--- BEGIN ---
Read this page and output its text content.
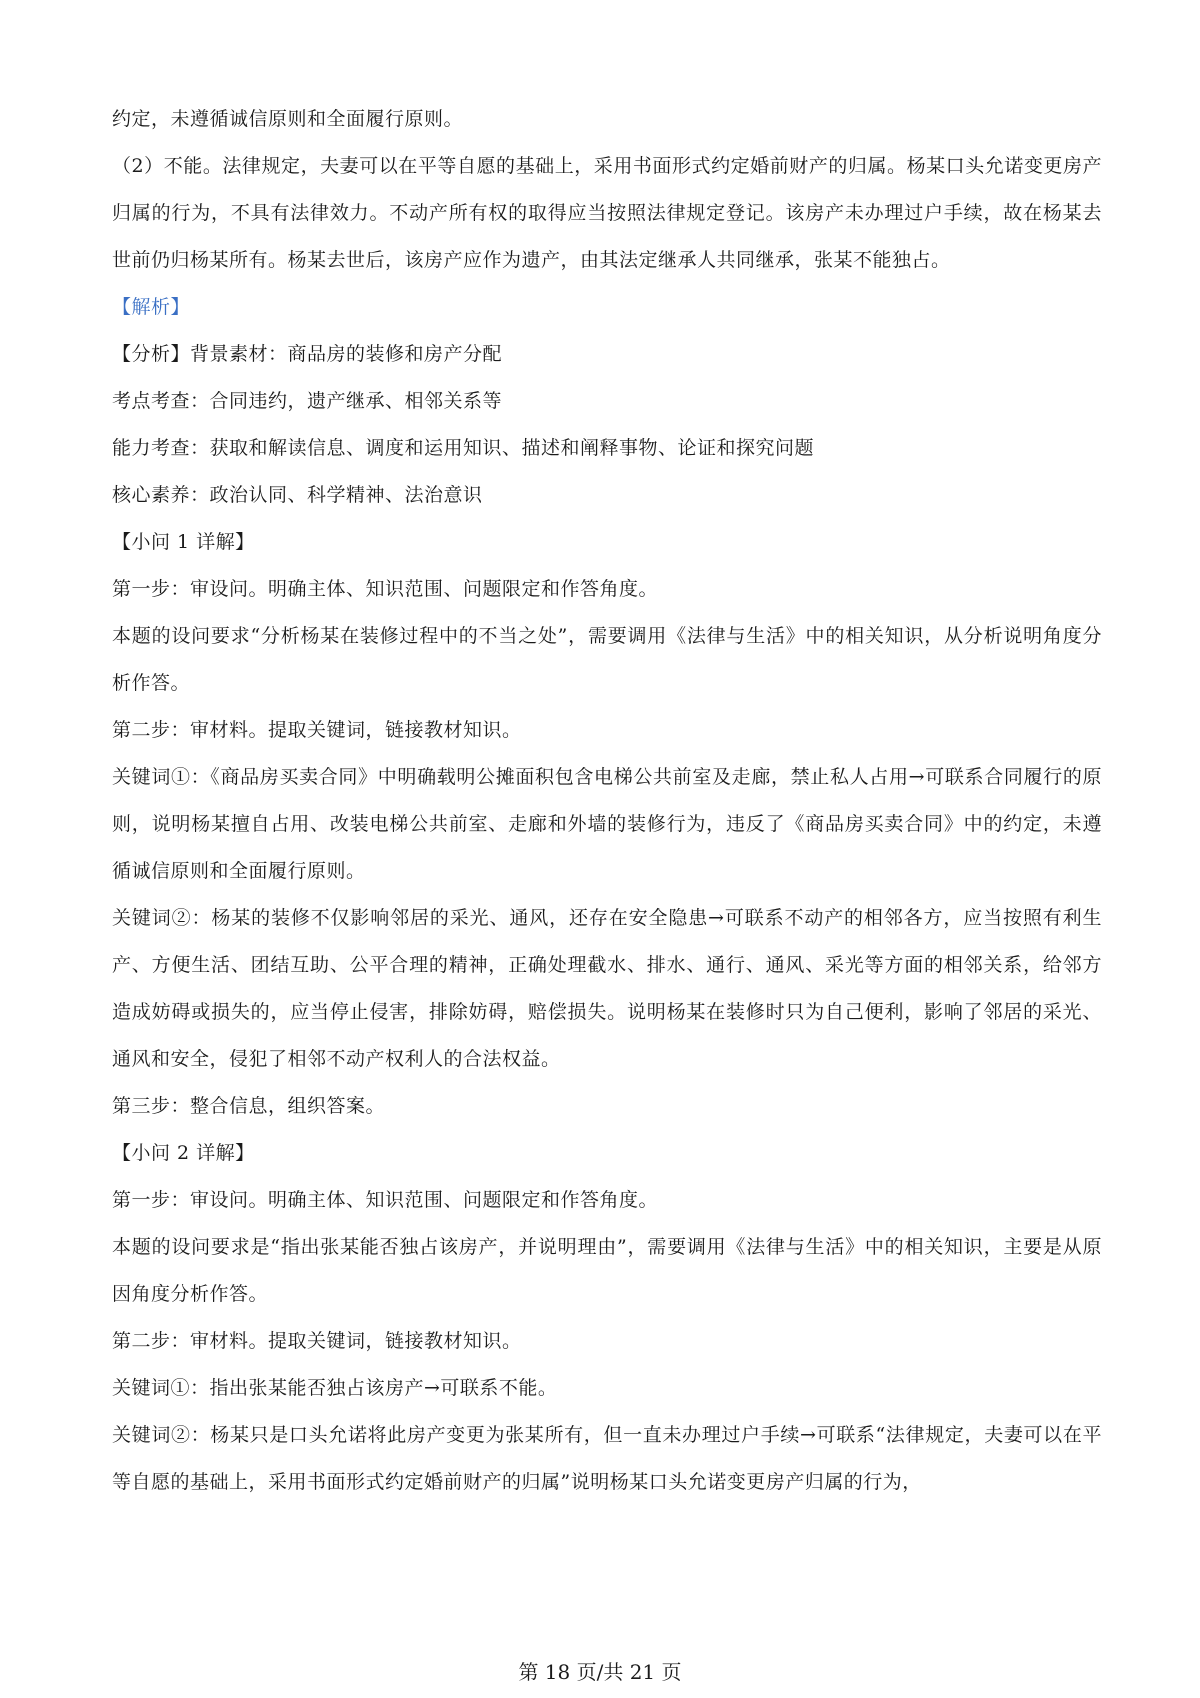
约定，未遵循诚信原则和全面履行原则。

（2）不能。法律规定，夫妻可以在平等自愿的基础上，采用书面形式约定婚前财产的归属。杨某口头允诺变更房产归属的行为，不具有法律效力。不动产所有权的取得应当按照法律规定登记。该房产未办理过户手续，故在杨某去世前仍归杨某所有。杨某去世后，该房产应作为遗产，由其法定继承人共同继承，张某不能独占。

【解析】

【分析】背景素材：商品房的装修和房产分配

考点考查：合同违约，遗产继承、相邻关系等

能力考查：获取和解读信息、调度和运用知识、描述和阐释事物、论证和探究问题

核心素养：政治认同、科学精神、法治意识

【小问 1 详解】

第一步：审设问。明确主体、知识范围、问题限定和作答角度。

本题的设问要求“分析杨某在装修过程中的不当之处”，需要调用《法律与生活》中的相关知识，从分析说明角度分析作答。

第二步：审材料。提取关键词，链接教材知识。

关键词①：《商品房买卖合同》中明确载明公摊面积包含电梯公共前室及走廊，禁止私人占用→可联系合同履行的原则，说明杨某擅自占用、改装电梯公共前室、走廊和外墙的装修行为，违反了《商品房买卖合同》中的约定，未遵循诚信原则和全面履行原则。

关键词②：杨某的装修不仅影响邻居的采光、通风，还存在安全隐患→可联系不动产的相邻各方，应当按照有利生产、方便生活、团结互助、公平合理的精神，正确处理截水、排水、通行、通风、采光等方面的相邻关系，给邻方造成妨碍或损失的，应当停止侵害，排除妨碍，赔偿损失。说明杨某在装修时只为自己便利，影响了邻居的采光、通风和安全，侵犯了相邻不动产权利人的合法权益。

第三步：整合信息，组织答案。

【小问 2 详解】

第一步：审设问。明确主体、知识范围、问题限定和作答角度。

本题的设问要求是“指出张某能否独占该房产，并说明理由”，需要调用《法律与生活》中的相关知识，主要是从原因角度分析作答。

第二步：审材料。提取关键词，链接教材知识。

关键词①：指出张某能否独占该房产→可联系不能。

关键词②：杨某只是口头允诺将此房产变更为张某所有，但一直未办理过户手续→可联系“法律规定，夫妻可以在平等自愿的基础上，采用书面形式约定婚前财产的归属”说明杨某口头允诺变更房产归属的行为，

第 18 页/共 21 页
--- END ---
### THE PROBLEM
Make an exact copy of every entry above, minus the images.

### COMPLETED EXERCISE
Read this page and output its text content.
约定，未遵循诚信原则和全面履行原则。

（2）不能。法律规定，夫妻可以在平等自愿的基础上，采用书面形式约定婚前财产的归属。杨某口头允诺变更房产归属的行为，不具有法律效力。不动产所有权的取得应当按照法律规定登记。该房产未办理过户手续，故在杨某去世前仍归杨某所有。杨某去世后，该房产应作为遗产，由其法定继承人共同继承，张某不能独占。

【解析】

【分析】背景素材：商品房的装修和房产分配

考点考查：合同违约，遗产继承、相邻关系等

能力考查：获取和解读信息、调度和运用知识、描述和阐释事物、论证和探究问题

核心素养：政治认同、科学精神、法治意识

【小问 1 详解】

第一步：审设问。明确主体、知识范围、问题限定和作答角度。

本题的设问要求“分析杨某在装修过程中的不当之处”，需要调用《法律与生活》中的相关知识，从分析说明角度分析作答。

第二步：审材料。提取关键词，链接教材知识。

关键词①：《商品房买卖合同》中明确载明公摊面积包含电梯公共前室及走廊，禁止私人占用→可联系合同履行的原则，说明杨某擅自占用、改装电梯公共前室、走廊和外墙的装修行为，违反了《商品房买卖合同》中的约定，未遵循诚信原则和全面履行原则。

关键词②：杨某的装修不仅影响邻居的采光、通风，还存在安全隐患→可联系不动产的相邻各方，应当按照有利生产、方便生活、团结互助、公平合理的精神，正确处理截水、排水、通行、通风、采光等方面的相邻关系，给邻方造成妨碍或损失的，应当停止侵害，排除妨碍，赔偿损失。说明杨某在装修时只为自己便利，影响了邻居的采光、通风和安全，侵犯了相邻不动产权利人的合法权益。

第三步：整合信息，组织答案。

【小问 2 详解】

第一步：审设问。明确主体、知识范围、问题限定和作答角度。

本题的设问要求是“指出张某能否独占该房产，并说明理由”，需要调用《法律与生活》中的相关知识，主要是从原因角度分析作答。

第二步：审材料。提取关键词，链接教材知识。

关键词①：指出张某能否独占该房产→可联系不能。

关键词②：杨某只是口头允诺将此房产变更为张某所有，但一直未办理过户手续→可联系“法律规定，夫妻可以在平等自愿的基础上，采用书面形式约定婚前财产的归属”说明杨某口头允诺变更房产归属的行为，

第 18 页/共 21 页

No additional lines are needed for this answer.